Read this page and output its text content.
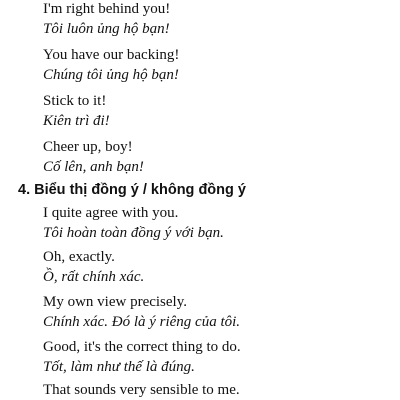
I'm right behind you!
Tôi luôn ủng hộ bạn!
You have our backing!
Chúng tôi ủng hộ bạn!
Stick to it!
Kiên trì đi!
Cheer up, boy!
Cố lên, anh bạn!
4. Biểu thị đồng ý / không đồng ý
I quite agree with you.
Tôi hoàn toàn đồng ý với bạn.
Oh, exactly.
Ồ, rất chính xác.
My own view precisely.
Chính xác. Đó là ý riêng của tôi.
Good, it's the correct thing to do.
Tốt, làm như thế là đúng.
That sounds very sensible to me.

- Written request
Pictures stay out; repeat all the rest of the records exactly.

- Written solution
Read this page and output its text content.
I'm right behind you!
Tôi luôn ủng hộ bạn!
You have our backing!
Chúng tôi ủng hộ bạn!
Stick to it!
Kiên trì đi!
Cheer up, boy!
Cố lên, anh bạn!
4. Biểu thị đồng ý / không đồng ý
I quite agree with you.
Tôi hoàn toàn đồng ý với bạn.
Oh, exactly.
Ồ, rất chính xác.
My own view precisely.
Chính xác. Đó là ý riêng của tôi.
Good, it's the correct thing to do.
Tốt, làm như thế là đúng.
That sounds very sensible to me.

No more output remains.